── Records provided ──

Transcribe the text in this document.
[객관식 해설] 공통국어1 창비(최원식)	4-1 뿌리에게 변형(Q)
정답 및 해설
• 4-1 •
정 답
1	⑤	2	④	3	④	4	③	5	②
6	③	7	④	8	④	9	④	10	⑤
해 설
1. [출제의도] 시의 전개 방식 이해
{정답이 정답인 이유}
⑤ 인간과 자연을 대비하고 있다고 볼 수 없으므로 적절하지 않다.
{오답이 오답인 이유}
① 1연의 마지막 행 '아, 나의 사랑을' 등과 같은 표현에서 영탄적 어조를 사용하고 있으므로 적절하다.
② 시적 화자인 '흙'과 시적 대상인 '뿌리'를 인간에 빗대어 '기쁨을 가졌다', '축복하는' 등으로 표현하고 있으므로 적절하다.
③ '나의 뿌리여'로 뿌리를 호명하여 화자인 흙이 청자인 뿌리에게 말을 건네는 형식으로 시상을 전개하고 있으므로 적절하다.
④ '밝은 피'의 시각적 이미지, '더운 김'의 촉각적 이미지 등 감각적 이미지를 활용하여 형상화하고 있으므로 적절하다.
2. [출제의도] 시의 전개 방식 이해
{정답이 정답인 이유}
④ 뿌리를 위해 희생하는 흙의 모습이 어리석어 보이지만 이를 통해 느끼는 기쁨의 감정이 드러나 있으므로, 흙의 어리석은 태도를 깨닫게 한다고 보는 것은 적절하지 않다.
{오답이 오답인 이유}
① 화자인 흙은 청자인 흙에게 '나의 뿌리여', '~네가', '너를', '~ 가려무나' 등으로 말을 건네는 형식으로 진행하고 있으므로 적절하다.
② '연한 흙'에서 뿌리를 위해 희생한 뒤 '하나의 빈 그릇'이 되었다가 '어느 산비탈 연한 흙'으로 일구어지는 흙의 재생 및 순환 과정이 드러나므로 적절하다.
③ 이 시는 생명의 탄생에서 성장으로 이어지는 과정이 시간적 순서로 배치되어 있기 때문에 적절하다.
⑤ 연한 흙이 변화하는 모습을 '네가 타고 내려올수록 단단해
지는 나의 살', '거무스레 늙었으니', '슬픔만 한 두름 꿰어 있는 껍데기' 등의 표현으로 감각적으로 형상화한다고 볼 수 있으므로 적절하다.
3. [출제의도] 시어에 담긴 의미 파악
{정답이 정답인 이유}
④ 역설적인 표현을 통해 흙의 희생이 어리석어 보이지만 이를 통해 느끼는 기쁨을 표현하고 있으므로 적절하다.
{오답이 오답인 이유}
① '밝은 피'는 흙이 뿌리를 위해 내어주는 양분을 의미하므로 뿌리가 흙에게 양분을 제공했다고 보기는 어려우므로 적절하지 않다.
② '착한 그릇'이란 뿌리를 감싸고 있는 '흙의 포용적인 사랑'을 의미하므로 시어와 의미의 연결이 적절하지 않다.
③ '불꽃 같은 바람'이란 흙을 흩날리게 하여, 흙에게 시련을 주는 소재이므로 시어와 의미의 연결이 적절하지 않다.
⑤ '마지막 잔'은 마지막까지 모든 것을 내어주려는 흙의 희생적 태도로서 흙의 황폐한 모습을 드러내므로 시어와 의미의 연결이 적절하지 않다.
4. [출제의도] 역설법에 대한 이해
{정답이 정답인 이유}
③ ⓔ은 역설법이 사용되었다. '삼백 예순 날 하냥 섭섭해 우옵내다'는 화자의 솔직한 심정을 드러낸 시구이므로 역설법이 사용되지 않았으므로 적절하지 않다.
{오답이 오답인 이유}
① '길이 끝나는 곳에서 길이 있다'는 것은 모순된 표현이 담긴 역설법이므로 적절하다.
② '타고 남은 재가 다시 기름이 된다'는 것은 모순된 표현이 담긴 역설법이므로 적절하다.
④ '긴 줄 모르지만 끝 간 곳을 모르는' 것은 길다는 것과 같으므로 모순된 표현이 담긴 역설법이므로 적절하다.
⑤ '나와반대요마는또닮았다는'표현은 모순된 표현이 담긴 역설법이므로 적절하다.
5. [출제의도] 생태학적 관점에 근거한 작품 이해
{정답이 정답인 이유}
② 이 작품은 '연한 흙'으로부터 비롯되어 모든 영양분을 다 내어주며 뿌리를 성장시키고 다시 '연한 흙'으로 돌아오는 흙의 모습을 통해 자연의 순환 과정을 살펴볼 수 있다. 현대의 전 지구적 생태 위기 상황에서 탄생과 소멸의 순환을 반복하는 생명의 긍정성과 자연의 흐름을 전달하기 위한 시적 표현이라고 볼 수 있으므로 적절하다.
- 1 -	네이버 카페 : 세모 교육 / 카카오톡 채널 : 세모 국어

───

Goal: Extract all the material, leaving every line as it is.

Solution for this problem:
Transcribe the text in this document.
[객관식 해설] 공통국어1 창비(최원식)	4-1 뿌리에게 변형(Q)
정답 및 해설
• 4-1 •
정 답
1	⑤	2	④	3	④	4	③	5	②
6	③	7	④	8	④	9	④	10	⑤
해 설
1. [출제의도] 시의 전개 방식 이해
{정답이 정답인 이유}
⑤ 인간과 자연을 대비하고 있다고 볼 수 없으므로 적절하지 않다.
{오답이 오답인 이유}
① 1연의 마지막 행 '아, 나의 사랑을' 등과 같은 표현에서 영탄적 어조를 사용하고 있으므로 적절하다.
② 시적 화자인 '흙'과 시적 대상인 '뿌리'를 인간에 빗대어 '기쁨을 가졌다', '축복하는' 등으로 표현하고 있으므로 적절하다.
③ '나의 뿌리여'로 뿌리를 호명하여 화자인 흙이 청자인 뿌리에게 말을 건네는 형식으로 시상을 전개하고 있으므로 적절하다.
④ '밝은 피'의 시각적 이미지, '더운 김'의 촉각적 이미지 등 감각적 이미지를 활용하여 형상화하고 있으므로 적절하다.
2. [출제의도] 시의 전개 방식 이해
{정답이 정답인 이유}
④ 뿌리를 위해 희생하는 흙의 모습이 어리석어 보이지만 이를 통해 느끼는 기쁨의 감정이 드러나 있으므로, 흙의 어리석은 태도를 깨닫게 한다고 보는 것은 적절하지 않다.
{오답이 오답인 이유}
① 화자인 흙은 청자인 흙에게 '나의 뿌리여', '~네가', '너를', '~ 가려무나' 등으로 말을 건네는 형식으로 진행하고 있으므로 적절하다.
② '연한 흙'에서 뿌리를 위해 희생한 뒤 '하나의 빈 그릇'이 되었다가 '어느 산비탈 연한 흙'으로 일구어지는 흙의 재생 및 순환 과정이 드러나므로 적절하다.
③ 이 시는 생명의 탄생에서 성장으로 이어지는 과정이 시간적 순서로 배치되어 있기 때문에 적절하다.
⑤ 연한 흙이 변화하는 모습을 '네가 타고 내려올수록 단단해
지는 나의 살', '거무스레 늙었으니', '슬픔만 한 두름 꿰어 있는 껍데기' 등의 표현으로 감각적으로 형상화한다고 볼 수 있으므로 적절하다.
3. [출제의도] 시어에 담긴 의미 파악
{정답이 정답인 이유}
④ 역설적인 표현을 통해 흙의 희생이 어리석어 보이지만 이를 통해 느끼는 기쁨을 표현하고 있으므로 적절하다.
{오답이 오답인 이유}
① '밝은 피'는 흙이 뿌리를 위해 내어주는 양분을 의미하므로 뿌리가 흙에게 양분을 제공했다고 보기는 어려우므로 적절하지 않다.
② '착한 그릇'이란 뿌리를 감싸고 있는 '흙의 포용적인 사랑'을 의미하므로 시어와 의미의 연결이 적절하지 않다.
③ '불꽃 같은 바람'이란 흙을 흩날리게 하여, 흙에게 시련을 주는 소재이므로 시어와 의미의 연결이 적절하지 않다.
⑤ '마지막 잔'은 마지막까지 모든 것을 내어주려는 흙의 희생적 태도로서 흙의 황폐한 모습을 드러내므로 시어와 의미의 연결이 적절하지 않다.
4. [출제의도] 역설법에 대한 이해
{정답이 정답인 이유}
③ ⓔ은 역설법이 사용되었다. '삼백 예순 날 하냥 섭섭해 우옵내다'는 화자의 솔직한 심정을 드러낸 시구이므로 역설법이 사용되지 않았으므로 적절하지 않다.
{오답이 오답인 이유}
① '길이 끝나는 곳에서 길이 있다'는 것은 모순된 표현이 담긴 역설법이므로 적절하다.
② '타고 남은 재가 다시 기름이 된다'는 것은 모순된 표현이 담긴 역설법이므로 적절하다.
④ '긴 줄 모르지만 끝 간 곳을 모르는' 것은 길다는 것과 같으므로 모순된 표현이 담긴 역설법이므로 적절하다.
⑤ '나와반대요마는또닮았다는'표현은 모순된 표현이 담긴 역설법이므로 적절하다.
5. [출제의도] 생태학적 관점에 근거한 작품 이해
{정답이 정답인 이유}
② 이 작품은 '연한 흙'으로부터 비롯되어 모든 영양분을 다 내어주며 뿌리를 성장시키고 다시 '연한 흙'으로 돌아오는 흙의 모습을 통해 자연의 순환 과정을 살펴볼 수 있다. 현대의 전 지구적 생태 위기 상황에서 탄생과 소멸의 순환을 반복하는 생명의 긍정성과 자연의 흐름을 전달하기 위한 시적 표현이라고 볼 수 있으므로 적절하다.
- 1 -	네이버 카페 : 세모 교육 / 카카오톡 채널 : 세모 국어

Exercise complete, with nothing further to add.